Entries with figure data:
══════════
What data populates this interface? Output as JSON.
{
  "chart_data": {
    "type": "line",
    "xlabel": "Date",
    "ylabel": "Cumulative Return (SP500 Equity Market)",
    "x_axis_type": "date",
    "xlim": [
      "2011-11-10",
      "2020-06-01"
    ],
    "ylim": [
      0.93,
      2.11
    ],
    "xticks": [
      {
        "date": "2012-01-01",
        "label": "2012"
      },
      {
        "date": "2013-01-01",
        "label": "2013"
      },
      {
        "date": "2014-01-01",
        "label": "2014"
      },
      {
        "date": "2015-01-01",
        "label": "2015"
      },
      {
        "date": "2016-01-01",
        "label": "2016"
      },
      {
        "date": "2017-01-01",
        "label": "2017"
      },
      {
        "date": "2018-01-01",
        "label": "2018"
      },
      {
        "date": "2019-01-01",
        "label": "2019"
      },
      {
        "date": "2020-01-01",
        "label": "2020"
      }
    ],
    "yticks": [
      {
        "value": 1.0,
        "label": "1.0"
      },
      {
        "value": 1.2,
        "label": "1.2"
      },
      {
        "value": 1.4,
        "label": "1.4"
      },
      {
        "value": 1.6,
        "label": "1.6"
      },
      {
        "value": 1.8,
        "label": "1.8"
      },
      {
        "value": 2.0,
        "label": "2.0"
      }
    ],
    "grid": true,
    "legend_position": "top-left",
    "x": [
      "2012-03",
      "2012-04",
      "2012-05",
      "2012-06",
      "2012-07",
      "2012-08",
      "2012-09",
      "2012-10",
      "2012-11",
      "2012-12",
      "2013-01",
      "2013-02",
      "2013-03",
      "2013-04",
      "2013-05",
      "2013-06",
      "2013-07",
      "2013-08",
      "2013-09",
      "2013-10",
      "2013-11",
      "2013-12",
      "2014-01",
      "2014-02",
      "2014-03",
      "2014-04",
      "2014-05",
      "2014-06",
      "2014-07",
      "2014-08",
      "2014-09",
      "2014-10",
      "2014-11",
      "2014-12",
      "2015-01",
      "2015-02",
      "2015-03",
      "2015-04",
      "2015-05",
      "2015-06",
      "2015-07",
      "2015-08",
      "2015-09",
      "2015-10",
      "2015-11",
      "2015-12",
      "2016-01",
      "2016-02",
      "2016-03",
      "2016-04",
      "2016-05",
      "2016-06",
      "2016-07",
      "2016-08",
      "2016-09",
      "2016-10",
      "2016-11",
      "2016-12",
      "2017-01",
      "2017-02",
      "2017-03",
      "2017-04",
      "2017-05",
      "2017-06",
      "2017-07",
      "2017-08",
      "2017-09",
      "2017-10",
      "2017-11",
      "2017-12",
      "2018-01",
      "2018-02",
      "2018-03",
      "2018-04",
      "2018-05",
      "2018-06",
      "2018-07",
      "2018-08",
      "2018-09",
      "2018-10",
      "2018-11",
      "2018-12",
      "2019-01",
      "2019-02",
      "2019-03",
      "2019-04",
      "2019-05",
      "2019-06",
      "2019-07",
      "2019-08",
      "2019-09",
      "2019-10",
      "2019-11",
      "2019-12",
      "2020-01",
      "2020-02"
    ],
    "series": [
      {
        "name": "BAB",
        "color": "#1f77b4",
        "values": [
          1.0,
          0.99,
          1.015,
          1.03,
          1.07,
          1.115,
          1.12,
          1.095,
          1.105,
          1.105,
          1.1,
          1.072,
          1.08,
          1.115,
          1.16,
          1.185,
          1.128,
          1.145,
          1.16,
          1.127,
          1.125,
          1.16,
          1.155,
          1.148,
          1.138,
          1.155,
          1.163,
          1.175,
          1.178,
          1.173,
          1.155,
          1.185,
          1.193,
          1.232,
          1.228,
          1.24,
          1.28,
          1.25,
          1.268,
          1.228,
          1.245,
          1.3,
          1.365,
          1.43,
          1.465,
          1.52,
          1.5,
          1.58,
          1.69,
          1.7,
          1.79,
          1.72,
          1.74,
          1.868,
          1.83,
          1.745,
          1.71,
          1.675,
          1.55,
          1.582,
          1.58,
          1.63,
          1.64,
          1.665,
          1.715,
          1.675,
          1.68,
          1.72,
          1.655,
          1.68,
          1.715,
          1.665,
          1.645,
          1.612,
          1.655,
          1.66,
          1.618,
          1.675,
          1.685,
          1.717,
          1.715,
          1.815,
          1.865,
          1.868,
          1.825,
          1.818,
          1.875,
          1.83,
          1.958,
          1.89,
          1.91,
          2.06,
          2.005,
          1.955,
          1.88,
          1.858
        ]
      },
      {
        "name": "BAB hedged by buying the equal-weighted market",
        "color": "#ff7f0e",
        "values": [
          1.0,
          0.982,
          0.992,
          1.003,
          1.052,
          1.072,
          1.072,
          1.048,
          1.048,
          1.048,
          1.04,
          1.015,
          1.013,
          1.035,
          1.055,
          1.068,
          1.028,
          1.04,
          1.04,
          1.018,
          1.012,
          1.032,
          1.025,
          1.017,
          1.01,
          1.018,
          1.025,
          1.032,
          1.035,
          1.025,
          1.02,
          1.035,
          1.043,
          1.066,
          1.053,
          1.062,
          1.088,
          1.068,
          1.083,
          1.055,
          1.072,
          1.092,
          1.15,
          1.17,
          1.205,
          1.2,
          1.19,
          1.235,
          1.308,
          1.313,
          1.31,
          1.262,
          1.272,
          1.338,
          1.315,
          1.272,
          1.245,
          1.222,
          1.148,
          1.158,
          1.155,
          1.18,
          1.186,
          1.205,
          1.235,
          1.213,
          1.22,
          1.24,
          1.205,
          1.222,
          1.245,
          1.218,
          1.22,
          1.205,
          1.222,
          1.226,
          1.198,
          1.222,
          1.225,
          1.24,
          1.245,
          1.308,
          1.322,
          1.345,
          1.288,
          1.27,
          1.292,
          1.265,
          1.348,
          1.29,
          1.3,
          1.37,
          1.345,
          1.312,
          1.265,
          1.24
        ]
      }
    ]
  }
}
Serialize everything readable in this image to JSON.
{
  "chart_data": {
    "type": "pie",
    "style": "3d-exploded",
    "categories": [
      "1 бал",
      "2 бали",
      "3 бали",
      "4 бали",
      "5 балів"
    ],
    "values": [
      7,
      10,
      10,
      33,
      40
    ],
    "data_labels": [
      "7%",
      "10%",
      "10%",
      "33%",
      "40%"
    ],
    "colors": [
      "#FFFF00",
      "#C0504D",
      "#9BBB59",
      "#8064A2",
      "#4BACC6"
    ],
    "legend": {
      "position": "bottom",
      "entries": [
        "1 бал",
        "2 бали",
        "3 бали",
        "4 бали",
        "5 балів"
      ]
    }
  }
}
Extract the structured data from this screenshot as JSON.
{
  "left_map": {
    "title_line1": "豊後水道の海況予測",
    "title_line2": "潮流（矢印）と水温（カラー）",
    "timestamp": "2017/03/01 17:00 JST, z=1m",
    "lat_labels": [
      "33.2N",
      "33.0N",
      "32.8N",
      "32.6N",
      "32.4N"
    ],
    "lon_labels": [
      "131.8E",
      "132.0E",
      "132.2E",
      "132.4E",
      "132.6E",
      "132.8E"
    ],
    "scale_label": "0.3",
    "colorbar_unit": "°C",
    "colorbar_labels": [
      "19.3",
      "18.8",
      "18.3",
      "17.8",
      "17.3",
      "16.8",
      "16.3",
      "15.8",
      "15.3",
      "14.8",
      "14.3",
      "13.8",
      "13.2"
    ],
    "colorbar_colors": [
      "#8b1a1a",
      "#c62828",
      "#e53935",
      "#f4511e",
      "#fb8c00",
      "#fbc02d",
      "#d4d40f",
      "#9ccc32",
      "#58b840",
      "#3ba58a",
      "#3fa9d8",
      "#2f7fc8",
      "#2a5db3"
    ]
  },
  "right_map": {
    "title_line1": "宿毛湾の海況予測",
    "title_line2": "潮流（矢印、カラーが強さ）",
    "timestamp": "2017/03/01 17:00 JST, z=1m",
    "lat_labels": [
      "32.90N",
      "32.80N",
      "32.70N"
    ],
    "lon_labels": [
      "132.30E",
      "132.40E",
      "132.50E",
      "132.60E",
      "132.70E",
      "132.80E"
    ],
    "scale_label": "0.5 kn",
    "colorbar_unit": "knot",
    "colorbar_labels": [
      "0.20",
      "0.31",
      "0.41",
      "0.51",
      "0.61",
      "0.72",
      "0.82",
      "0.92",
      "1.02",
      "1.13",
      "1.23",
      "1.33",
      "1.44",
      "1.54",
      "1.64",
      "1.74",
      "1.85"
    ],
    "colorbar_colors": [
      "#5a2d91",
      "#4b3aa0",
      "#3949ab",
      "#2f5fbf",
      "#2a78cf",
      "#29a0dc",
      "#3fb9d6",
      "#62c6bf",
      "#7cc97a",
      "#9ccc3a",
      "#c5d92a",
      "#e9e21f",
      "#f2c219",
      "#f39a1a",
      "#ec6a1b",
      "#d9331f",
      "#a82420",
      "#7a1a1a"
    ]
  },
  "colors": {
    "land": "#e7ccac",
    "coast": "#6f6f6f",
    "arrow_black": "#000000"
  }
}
══════════
Count the lines above that contain the word "JSON", and reply with only that number.

Answer below:
3